Dataset excerpts:
** start **
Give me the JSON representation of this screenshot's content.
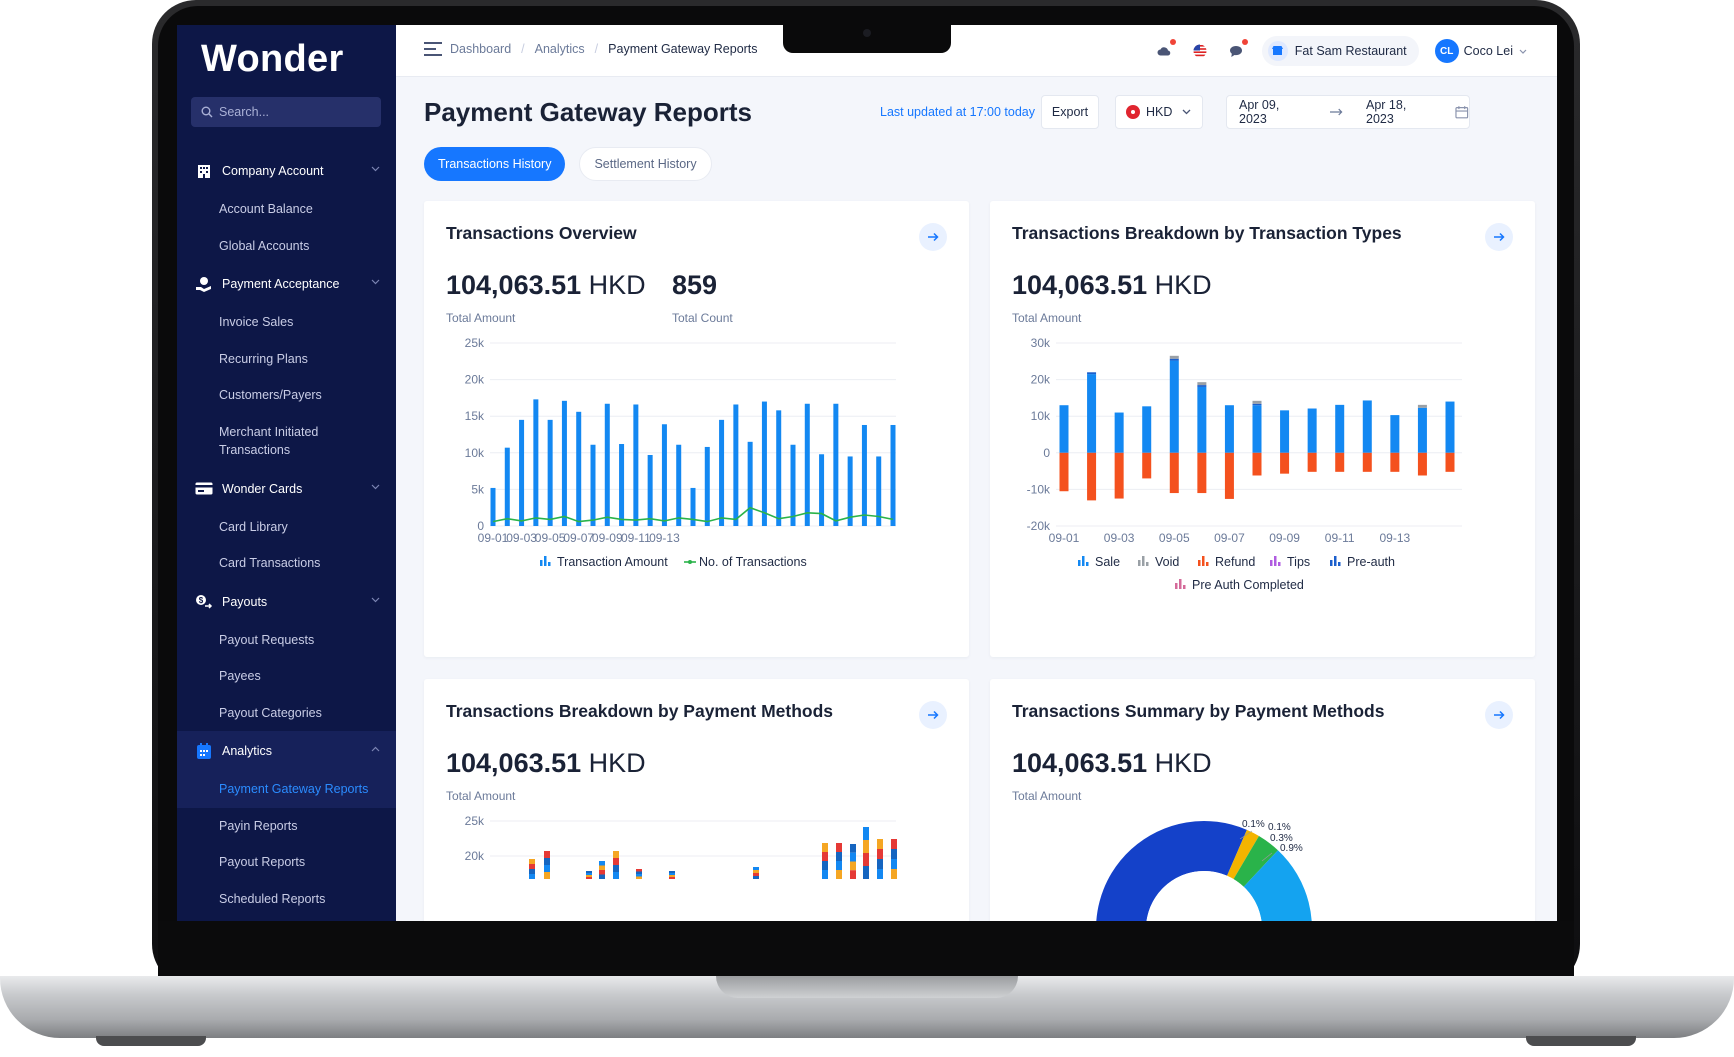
{
  "app": {
    "logo": "Wonder",
    "search_placeholder": "Search..."
  },
  "sidebar": {
    "sections": [
      {
        "label": "Company Account",
        "icon": "building-icon",
        "items": [
          "Account Balance",
          "Global Accounts"
        ]
      },
      {
        "label": "Payment Acceptance",
        "icon": "hand-payment-icon",
        "items": [
          "Invoice Sales",
          "Recurring Plans",
          "Customers/Payers",
          "Merchant Initiated Transactions"
        ]
      },
      {
        "label": "Wonder Cards",
        "icon": "card-icon",
        "items": [
          "Card Library",
          "Card Transactions"
        ]
      },
      {
        "label": "Payouts",
        "icon": "payout-icon",
        "items": [
          "Payout Requests",
          "Payees",
          "Payout Categories"
        ]
      },
      {
        "label": "Analytics",
        "icon": "analytics-icon",
        "items": [
          "Payment Gateway Reports",
          "Payin Reports",
          "Payout Reports",
          "Scheduled Reports"
        ]
      }
    ],
    "active_item": "Payment Gateway Reports"
  },
  "topbar": {
    "breadcrumbs": [
      "Dashboard",
      "Analytics",
      "Payment Gateway Reports"
    ],
    "store": "Fat Sam Restaurant",
    "user_initials": "CL",
    "user_name": "Coco Lei"
  },
  "page": {
    "title": "Payment Gateway Reports",
    "last_updated": "Last updated at 17:00 today",
    "export_label": "Export",
    "currency": "HKD",
    "date_from": "Apr 09, 2023",
    "date_to": "Apr 18, 2023",
    "tabs": [
      {
        "label": "Transactions History",
        "active": true
      },
      {
        "label": "Settlement History",
        "active": false
      }
    ]
  },
  "cards": {
    "overview": {
      "title": "Transactions Overview",
      "amount": "104,063.51",
      "currency": "HKD",
      "amount_label": "Total Amount",
      "count": "859",
      "count_label": "Total Count"
    },
    "types": {
      "title": "Transactions Breakdown by Transaction Types",
      "amount": "104,063.51",
      "currency": "HKD",
      "amount_label": "Total Amount"
    },
    "methods": {
      "title": "Transactions Breakdown by Payment Methods",
      "amount": "104,063.51",
      "currency": "HKD",
      "amount_label": "Total Amount"
    },
    "summary": {
      "title": "Transactions Summary by Payment Methods",
      "amount": "104,063.51",
      "currency": "HKD",
      "amount_label": "Total Amount"
    }
  },
  "colors": {
    "accent": "#1677ff",
    "sidebar": "#0d1747",
    "sale": "#1388f2",
    "void": "#9aa0a6",
    "refund": "#f4511e",
    "tips": "#b05ce0",
    "preauth": "#1b5fcc",
    "preauth_completed": "#d46a9a",
    "line": "#2ab34a"
  },
  "chart_data": [
    {
      "type": "bar",
      "title": "Transactions Overview",
      "x_ticks": [
        "09-01",
        "09-03",
        "09-05",
        "09-07",
        "09-09",
        "09-11",
        "09-13"
      ],
      "ylim": [
        0,
        25000
      ],
      "y_ticks": [
        "0",
        "5k",
        "10k",
        "15k",
        "20k",
        "25k"
      ],
      "series": [
        {
          "name": "Transaction Amount",
          "kind": "bar",
          "values": [
            5200,
            10700,
            14500,
            17300,
            14500,
            17100,
            15600,
            11100,
            16700,
            11200,
            16600,
            9700,
            13900,
            11100,
            5200,
            10800,
            14500,
            16600,
            11500,
            17000,
            15800,
            11100,
            16700,
            9800,
            16700,
            9500,
            13800,
            9500,
            13800
          ]
        },
        {
          "name": "No. of Transactions",
          "kind": "line",
          "values": [
            600,
            1000,
            700,
            1100,
            900,
            1300,
            600,
            800,
            1200,
            900,
            800,
            1000,
            700,
            1100,
            900,
            600,
            1100,
            900,
            2500,
            1800,
            1000,
            1300,
            1800,
            1700,
            700,
            1200,
            1500,
            1300,
            900
          ]
        }
      ],
      "legend": "bottom"
    },
    {
      "type": "bar",
      "title": "Transactions Breakdown by Transaction Types",
      "x_ticks": [
        "09-01",
        "09-03",
        "09-05",
        "09-07",
        "09-09",
        "09-11",
        "09-13"
      ],
      "ylim": [
        -20000,
        30000
      ],
      "y_ticks": [
        "-20k",
        "-10k",
        "0",
        "10k",
        "20k",
        "30k"
      ],
      "series": [
        {
          "name": "Sale",
          "values": [
            13000,
            21500,
            11000,
            12700,
            25200,
            18000,
            13000,
            13000,
            11600,
            12100,
            13100,
            14300,
            10300,
            12300,
            14000
          ]
        },
        {
          "name": "Void",
          "values": [
            0,
            0,
            0,
            0,
            800,
            800,
            0,
            800,
            0,
            0,
            0,
            0,
            0,
            800,
            0
          ]
        },
        {
          "name": "Refund",
          "values": [
            -10500,
            -13000,
            -12500,
            -7000,
            -11000,
            -11000,
            -12600,
            -6200,
            -5700,
            -5200,
            -5200,
            -5200,
            -5200,
            -6200,
            -5200
          ]
        },
        {
          "name": "Tips",
          "values": [
            0,
            0,
            0,
            0,
            0,
            0,
            0,
            0,
            0,
            0,
            0,
            0,
            0,
            0,
            0
          ]
        },
        {
          "name": "Pre-auth",
          "values": [
            0,
            500,
            0,
            0,
            500,
            500,
            0,
            400,
            0,
            0,
            0,
            0,
            0,
            0,
            0
          ]
        },
        {
          "name": "Pre Auth Completed",
          "values": [
            0,
            0,
            0,
            0,
            0,
            0,
            0,
            0,
            0,
            0,
            0,
            0,
            0,
            0,
            0
          ]
        }
      ],
      "legend": "bottom"
    },
    {
      "type": "bar",
      "title": "Transactions Breakdown by Payment Methods",
      "y_ticks_visible": [
        "20k",
        "25k"
      ],
      "note": "stacked bars, lower portion cut off"
    },
    {
      "type": "pie",
      "title": "Transactions Summary by Payment Methods",
      "slice_labels": [
        "0.1%",
        "0.1%",
        "0.3%",
        "0.9%"
      ],
      "note": "donut chart, lower portion cut off"
    }
  ]
}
** end **
→ **THE REQUEST**:
Restate the records word for word, omitting images.

→ **EXERCISE ANSWER**:
Give me the JSON representation of this screenshot's content.
{
  "app": {
    "logo": "Wonder",
    "search_placeholder": "Search..."
  },
  "sidebar": {
    "sections": [
      {
        "label": "Company Account",
        "icon": "building-icon",
        "items": [
          "Account Balance",
          "Global Accounts"
        ]
      },
      {
        "label": "Payment Acceptance",
        "icon": "hand-payment-icon",
        "items": [
          "Invoice Sales",
          "Recurring Plans",
          "Customers/Payers",
          "Merchant Initiated Transactions"
        ]
      },
      {
        "label": "Wonder Cards",
        "icon": "card-icon",
        "items": [
          "Card Library",
          "Card Transactions"
        ]
      },
      {
        "label": "Payouts",
        "icon": "payout-icon",
        "items": [
          "Payout Requests",
          "Payees",
          "Payout Categories"
        ]
      },
      {
        "label": "Analytics",
        "icon": "analytics-icon",
        "items": [
          "Payment Gateway Reports",
          "Payin Reports",
          "Payout Reports",
          "Scheduled Reports"
        ]
      }
    ],
    "active_item": "Payment Gateway Reports"
  },
  "topbar": {
    "breadcrumbs": [
      "Dashboard",
      "Analytics",
      "Payment Gateway Reports"
    ],
    "store": "Fat Sam Restaurant",
    "user_initials": "CL",
    "user_name": "Coco Lei"
  },
  "page": {
    "title": "Payment Gateway Reports",
    "last_updated": "Last updated at 17:00 today",
    "export_label": "Export",
    "currency": "HKD",
    "date_from": "Apr 09, 2023",
    "date_to": "Apr 18, 2023",
    "tabs": [
      {
        "label": "Transactions History",
        "active": true
      },
      {
        "label": "Settlement History",
        "active": false
      }
    ]
  },
  "cards": {
    "overview": {
      "title": "Transactions Overview",
      "amount": "104,063.51",
      "currency": "HKD",
      "amount_label": "Total Amount",
      "count": "859",
      "count_label": "Total Count"
    },
    "types": {
      "title": "Transactions Breakdown by Transaction Types",
      "amount": "104,063.51",
      "currency": "HKD",
      "amount_label": "Total Amount"
    },
    "methods": {
      "title": "Transactions Breakdown by Payment Methods",
      "amount": "104,063.51",
      "currency": "HKD",
      "amount_label": "Total Amount"
    },
    "summary": {
      "title": "Transactions Summary by Payment Methods",
      "amount": "104,063.51",
      "currency": "HKD",
      "amount_label": "Total Amount"
    }
  },
  "colors": {
    "accent": "#1677ff",
    "sidebar": "#0d1747",
    "sale": "#1388f2",
    "void": "#9aa0a6",
    "refund": "#f4511e",
    "tips": "#b05ce0",
    "preauth": "#1b5fcc",
    "preauth_completed": "#d46a9a",
    "line": "#2ab34a"
  },
  "chart_data": [
    {
      "type": "bar",
      "title": "Transactions Overview",
      "x_ticks": [
        "09-01",
        "09-03",
        "09-05",
        "09-07",
        "09-09",
        "09-11",
        "09-13"
      ],
      "ylim": [
        0,
        25000
      ],
      "y_ticks": [
        "0",
        "5k",
        "10k",
        "15k",
        "20k",
        "25k"
      ],
      "series": [
        {
          "name": "Transaction Amount",
          "kind": "bar",
          "values": [
            5200,
            10700,
            14500,
            17300,
            14500,
            17100,
            15600,
            11100,
            16700,
            11200,
            16600,
            9700,
            13900,
            11100,
            5200,
            10800,
            14500,
            16600,
            11500,
            17000,
            15800,
            11100,
            16700,
            9800,
            16700,
            9500,
            13800,
            9500,
            13800
          ]
        },
        {
          "name": "No. of Transactions",
          "kind": "line",
          "values": [
            600,
            1000,
            700,
            1100,
            900,
            1300,
            600,
            800,
            1200,
            900,
            800,
            1000,
            700,
            1100,
            900,
            600,
            1100,
            900,
            2500,
            1800,
            1000,
            1300,
            1800,
            1700,
            700,
            1200,
            1500,
            1300,
            900
          ]
        }
      ],
      "legend": "bottom"
    },
    {
      "type": "bar",
      "title": "Transactions Breakdown by Transaction Types",
      "x_ticks": [
        "09-01",
        "09-03",
        "09-05",
        "09-07",
        "09-09",
        "09-11",
        "09-13"
      ],
      "ylim": [
        -20000,
        30000
      ],
      "y_ticks": [
        "-20k",
        "-10k",
        "0",
        "10k",
        "20k",
        "30k"
      ],
      "series": [
        {
          "name": "Sale",
          "values": [
            13000,
            21500,
            11000,
            12700,
            25200,
            18000,
            13000,
            13000,
            11600,
            12100,
            13100,
            14300,
            10300,
            12300,
            14000
          ]
        },
        {
          "name": "Void",
          "values": [
            0,
            0,
            0,
            0,
            800,
            800,
            0,
            800,
            0,
            0,
            0,
            0,
            0,
            800,
            0
          ]
        },
        {
          "name": "Refund",
          "values": [
            -10500,
            -13000,
            -12500,
            -7000,
            -11000,
            -11000,
            -12600,
            -6200,
            -5700,
            -5200,
            -5200,
            -5200,
            -5200,
            -6200,
            -5200
          ]
        },
        {
          "name": "Tips",
          "values": [
            0,
            0,
            0,
            0,
            0,
            0,
            0,
            0,
            0,
            0,
            0,
            0,
            0,
            0,
            0
          ]
        },
        {
          "name": "Pre-auth",
          "values": [
            0,
            500,
            0,
            0,
            500,
            500,
            0,
            400,
            0,
            0,
            0,
            0,
            0,
            0,
            0
          ]
        },
        {
          "name": "Pre Auth Completed",
          "values": [
            0,
            0,
            0,
            0,
            0,
            0,
            0,
            0,
            0,
            0,
            0,
            0,
            0,
            0,
            0
          ]
        }
      ],
      "legend": "bottom"
    },
    {
      "type": "bar",
      "title": "Transactions Breakdown by Payment Methods",
      "y_ticks_visible": [
        "20k",
        "25k"
      ],
      "note": "stacked bars, lower portion cut off"
    },
    {
      "type": "pie",
      "title": "Transactions Summary by Payment Methods",
      "slice_labels": [
        "0.1%",
        "0.1%",
        "0.3%",
        "0.9%"
      ],
      "note": "donut chart, lower portion cut off"
    }
  ]
}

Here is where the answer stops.